PROBLEM DESCRIPTION - For the listing that follows, give again exactly the lines from the one with "Extract the structured" to the one with "Parse this screenshot: output", including both.

DATA SUPPLIED -

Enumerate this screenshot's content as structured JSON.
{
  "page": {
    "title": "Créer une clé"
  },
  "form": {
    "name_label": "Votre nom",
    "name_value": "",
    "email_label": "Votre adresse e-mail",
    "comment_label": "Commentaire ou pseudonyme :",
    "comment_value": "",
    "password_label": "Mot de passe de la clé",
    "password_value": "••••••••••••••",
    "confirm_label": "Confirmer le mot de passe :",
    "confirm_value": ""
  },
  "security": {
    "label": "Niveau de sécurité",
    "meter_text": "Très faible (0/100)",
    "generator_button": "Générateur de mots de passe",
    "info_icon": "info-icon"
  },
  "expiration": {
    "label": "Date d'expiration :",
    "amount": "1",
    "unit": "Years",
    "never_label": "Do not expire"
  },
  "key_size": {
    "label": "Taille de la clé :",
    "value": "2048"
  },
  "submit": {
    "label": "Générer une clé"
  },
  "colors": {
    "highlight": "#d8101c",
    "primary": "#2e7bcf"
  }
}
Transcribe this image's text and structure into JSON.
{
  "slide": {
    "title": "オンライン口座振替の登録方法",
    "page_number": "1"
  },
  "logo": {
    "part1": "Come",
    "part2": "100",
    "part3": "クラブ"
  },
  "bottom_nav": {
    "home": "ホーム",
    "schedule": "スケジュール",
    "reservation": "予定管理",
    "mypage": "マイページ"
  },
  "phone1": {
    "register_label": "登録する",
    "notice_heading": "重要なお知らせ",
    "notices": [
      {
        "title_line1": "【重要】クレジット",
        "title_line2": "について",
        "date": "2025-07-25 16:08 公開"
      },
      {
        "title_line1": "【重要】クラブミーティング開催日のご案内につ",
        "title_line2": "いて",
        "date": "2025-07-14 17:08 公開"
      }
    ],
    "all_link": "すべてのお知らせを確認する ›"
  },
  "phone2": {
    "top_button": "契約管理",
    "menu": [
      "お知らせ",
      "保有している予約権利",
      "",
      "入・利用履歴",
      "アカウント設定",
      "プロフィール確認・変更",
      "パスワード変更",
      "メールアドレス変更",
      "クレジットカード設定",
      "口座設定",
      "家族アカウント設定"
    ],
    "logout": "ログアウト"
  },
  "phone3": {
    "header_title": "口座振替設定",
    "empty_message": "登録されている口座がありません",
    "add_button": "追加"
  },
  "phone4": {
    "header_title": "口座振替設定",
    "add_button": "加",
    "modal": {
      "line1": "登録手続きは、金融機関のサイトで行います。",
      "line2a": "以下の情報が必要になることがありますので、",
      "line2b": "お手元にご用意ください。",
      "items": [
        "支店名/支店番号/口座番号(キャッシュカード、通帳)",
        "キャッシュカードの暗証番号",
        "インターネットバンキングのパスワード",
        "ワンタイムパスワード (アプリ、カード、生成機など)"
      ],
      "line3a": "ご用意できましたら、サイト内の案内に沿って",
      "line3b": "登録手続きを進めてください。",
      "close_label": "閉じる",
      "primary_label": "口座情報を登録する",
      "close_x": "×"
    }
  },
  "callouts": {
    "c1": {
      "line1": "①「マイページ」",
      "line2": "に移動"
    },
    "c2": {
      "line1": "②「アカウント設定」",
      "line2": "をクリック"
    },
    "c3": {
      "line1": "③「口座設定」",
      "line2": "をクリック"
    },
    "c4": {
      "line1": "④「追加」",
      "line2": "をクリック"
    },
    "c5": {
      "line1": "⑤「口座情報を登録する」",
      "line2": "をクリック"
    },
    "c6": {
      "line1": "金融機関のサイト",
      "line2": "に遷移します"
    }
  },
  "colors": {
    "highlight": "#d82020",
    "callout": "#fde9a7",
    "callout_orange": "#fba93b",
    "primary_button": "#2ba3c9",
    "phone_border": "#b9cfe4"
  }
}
---
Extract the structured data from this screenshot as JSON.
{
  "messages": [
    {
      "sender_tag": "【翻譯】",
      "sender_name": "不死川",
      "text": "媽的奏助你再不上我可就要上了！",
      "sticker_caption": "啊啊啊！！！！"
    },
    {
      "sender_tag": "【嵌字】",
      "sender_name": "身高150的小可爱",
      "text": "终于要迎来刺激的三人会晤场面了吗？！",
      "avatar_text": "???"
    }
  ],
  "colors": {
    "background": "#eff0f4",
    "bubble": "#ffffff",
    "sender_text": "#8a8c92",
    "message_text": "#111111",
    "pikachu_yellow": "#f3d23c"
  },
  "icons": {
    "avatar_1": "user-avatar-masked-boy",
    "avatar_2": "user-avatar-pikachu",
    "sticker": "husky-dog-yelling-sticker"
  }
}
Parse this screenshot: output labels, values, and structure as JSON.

ANSWER TO THIS PROBLEM -
Extract the structured data from this screenshot as JSON.
{
  "messages": [
    {
      "sender_tag": "【翻譯】",
      "sender_name": "不死川",
      "text": "媽的奏助你再不上我可就要上了！",
      "sticker_caption": "啊啊啊！！！！"
    },
    {
      "sender_tag": "【嵌字】",
      "sender_name": "身高150的小可爱",
      "text": "终于要迎来刺激的三人会晤场面了吗？！",
      "avatar_text": "???"
    }
  ],
  "colors": {
    "background": "#eff0f4",
    "bubble": "#ffffff",
    "sender_text": "#8a8c92",
    "message_text": "#111111",
    "pikachu_yellow": "#f3d23c"
  },
  "icons": {
    "avatar_1": "user-avatar-masked-boy",
    "avatar_2": "user-avatar-pikachu",
    "sticker": "husky-dog-yelling-sticker"
  }
}
Parse this screenshot: output labels, values, and structure as JSON.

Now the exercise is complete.